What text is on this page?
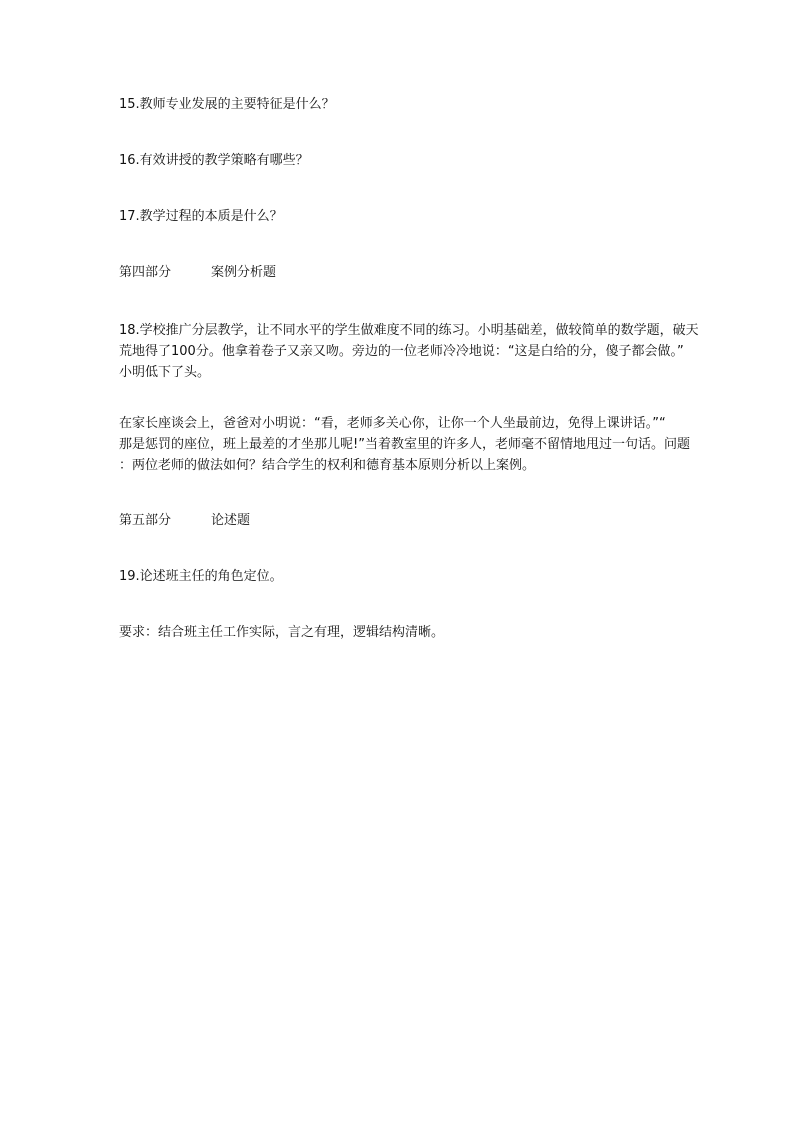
15.教师专业发展的主要特征是什么？
16.有效讲授的教学策略有哪些？
17.教学过程的本质是什么？
第四部分	案例分析题
18.学校推广分层教学，让不同水平的学生做难度不同的练习。小明基础差，做较简单的数学题，破天
荒地得了100分。他拿着卷子又亲又吻。旁边的一位老师冷冷地说：“这是白给的分，傻子都会做。”
小明低下了头。
在家长座谈会上，爸爸对小明说：“看，老师多关心你，让你一个人坐最前边，免得上课讲话。”“
那是惩罚的座位，班上最差的才坐那儿呢!”当着教室里的许多人，老师毫不留情地甩过一句话。问题
：两位老师的做法如何？结合学生的权利和德育基本原则分析以上案例。
第五部分	论述题
19.论述班主任的角色定位。
要求：结合班主任工作实际，言之有理，逻辑结构清晰。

### Task requirements
Copy the data character for character, but drop all pictures from the copy.

### Result of the exercise
What text is on this page?
15.教师专业发展的主要特征是什么？
16.有效讲授的教学策略有哪些？
17.教学过程的本质是什么？
第四部分	案例分析题
18.学校推广分层教学，让不同水平的学生做难度不同的练习。小明基础差，做较简单的数学题，破天
荒地得了100分。他拿着卷子又亲又吻。旁边的一位老师冷冷地说：“这是白给的分，傻子都会做。”
小明低下了头。
在家长座谈会上，爸爸对小明说：“看，老师多关心你，让你一个人坐最前边，免得上课讲话。”“
那是惩罚的座位，班上最差的才坐那儿呢!”当着教室里的许多人，老师毫不留情地甩过一句话。问题
：两位老师的做法如何？结合学生的权利和德育基本原则分析以上案例。
第五部分	论述题
19.论述班主任的角色定位。
要求：结合班主任工作实际，言之有理，逻辑结构清晰。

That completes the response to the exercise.